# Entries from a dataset

---

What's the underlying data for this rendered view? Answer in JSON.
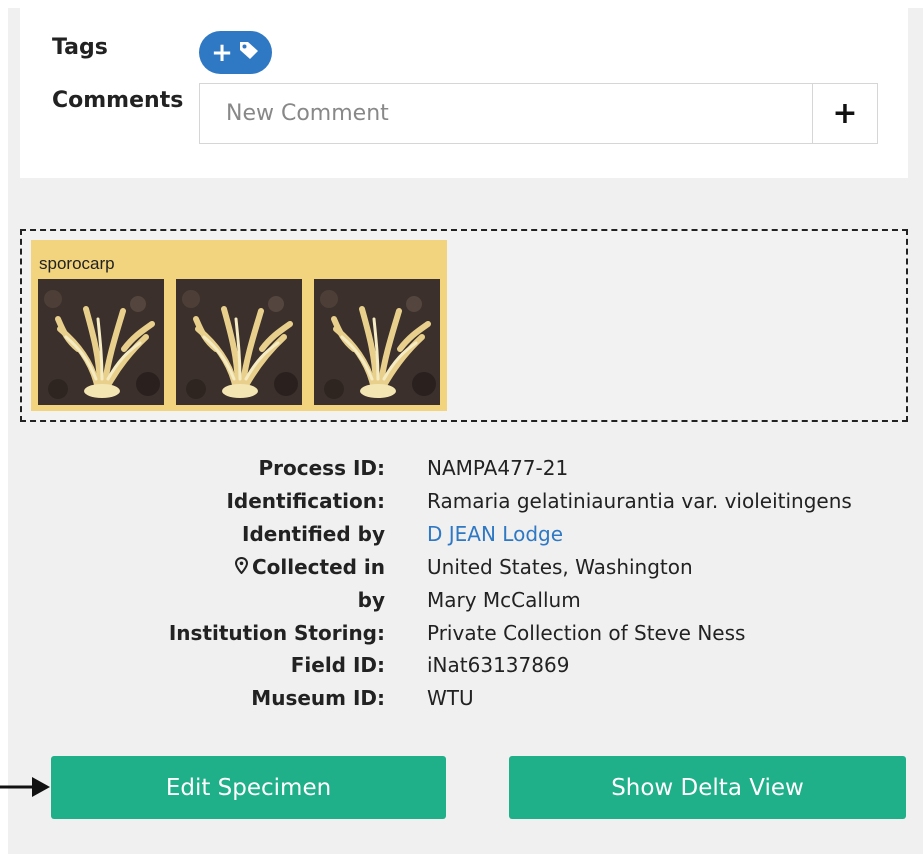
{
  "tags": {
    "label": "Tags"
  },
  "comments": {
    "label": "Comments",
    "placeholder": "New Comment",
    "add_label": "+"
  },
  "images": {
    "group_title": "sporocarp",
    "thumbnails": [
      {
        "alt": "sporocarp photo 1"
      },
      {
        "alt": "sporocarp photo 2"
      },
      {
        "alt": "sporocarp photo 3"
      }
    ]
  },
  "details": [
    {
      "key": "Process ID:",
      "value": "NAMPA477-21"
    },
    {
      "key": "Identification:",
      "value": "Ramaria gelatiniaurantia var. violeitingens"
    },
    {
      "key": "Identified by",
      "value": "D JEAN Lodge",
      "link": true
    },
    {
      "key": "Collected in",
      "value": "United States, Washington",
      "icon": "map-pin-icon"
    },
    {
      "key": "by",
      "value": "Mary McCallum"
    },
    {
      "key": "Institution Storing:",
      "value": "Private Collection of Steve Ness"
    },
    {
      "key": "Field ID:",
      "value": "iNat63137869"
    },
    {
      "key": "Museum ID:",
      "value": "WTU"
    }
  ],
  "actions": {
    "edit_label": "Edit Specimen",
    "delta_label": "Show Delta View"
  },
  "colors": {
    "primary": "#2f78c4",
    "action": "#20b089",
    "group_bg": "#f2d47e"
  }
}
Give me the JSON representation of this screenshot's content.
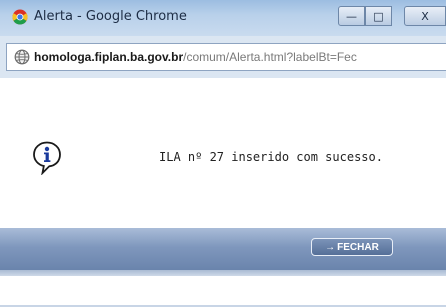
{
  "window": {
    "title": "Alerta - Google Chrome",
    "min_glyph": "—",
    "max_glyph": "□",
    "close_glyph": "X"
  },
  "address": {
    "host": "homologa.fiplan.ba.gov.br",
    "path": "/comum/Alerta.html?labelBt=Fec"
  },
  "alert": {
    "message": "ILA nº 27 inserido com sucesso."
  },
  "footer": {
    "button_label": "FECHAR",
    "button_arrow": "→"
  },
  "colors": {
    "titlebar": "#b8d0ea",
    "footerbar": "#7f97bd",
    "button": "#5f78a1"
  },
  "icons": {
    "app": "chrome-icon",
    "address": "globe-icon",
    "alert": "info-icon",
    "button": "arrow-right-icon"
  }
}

---

# DIRECTION
Pull every line holding "sporocarp" out of the records.

# EXERCISE OUTPUT
    "group_title": "sporocarp",
        "alt": "sporocarp photo 1"
        "alt": "sporocarp photo 2"
        "alt": "sporocarp photo 3"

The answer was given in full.